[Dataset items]
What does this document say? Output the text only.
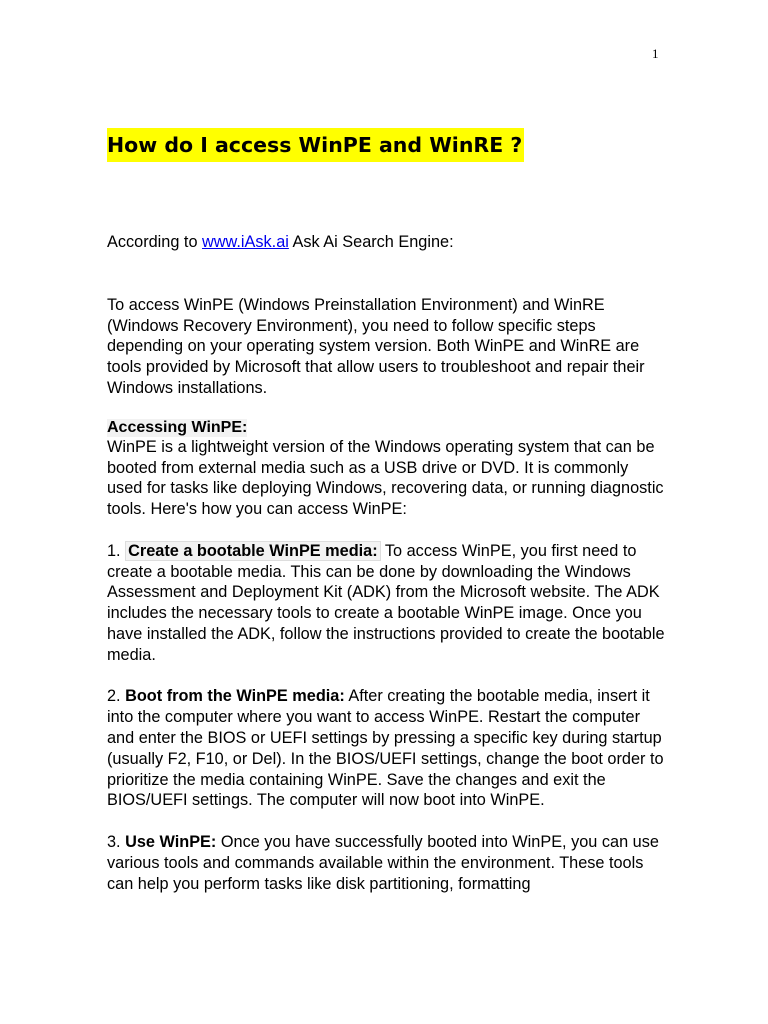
1
How do I access WinPE and WinRE ?

According to www.iAsk.ai Ask Ai Search Engine:

To access WinPE (Windows Preinstallation Environment) and WinRE (Windows Recovery Environment), you need to follow specific steps depending on your operating system version. Both WinPE and WinRE are tools provided by Microsoft that allow users to troubleshoot and repair their Windows installations.

Accessing WinPE:

WinPE is a lightweight version of the Windows operating system that can be booted from external media such as a USB drive or DVD. It is commonly used for tasks like deploying Windows, recovering data, or running diagnostic tools. Here's how you can access WinPE:

1. Create a bootable WinPE media: To access WinPE, you first need to create a bootable media. This can be done by downloading the Windows Assessment and Deployment Kit (ADK) from the Microsoft website. The ADK includes the necessary tools to create a bootable WinPE image. Once you have installed the ADK, follow the instructions provided to create the bootable media.

2. Boot from the WinPE media: After creating the bootable media, insert it into the computer where you want to access WinPE. Restart the computer and enter the BIOS or UEFI settings by pressing a specific key during startup (usually F2, F10, or Del). In the BIOS/UEFI settings, change the boot order to prioritize the media containing WinPE. Save the changes and exit the BIOS/UEFI settings. The computer will now boot into WinPE.

3. Use WinPE: Once you have successfully booted into WinPE, you can use various tools and commands available within the environment. These tools can help you perform tasks like disk partitioning, formatting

## SET EXERCISE
Determine how many lines above contain "follow" as a word or string. Give the number alone.

## RESULT OF THIS EXERCISE
2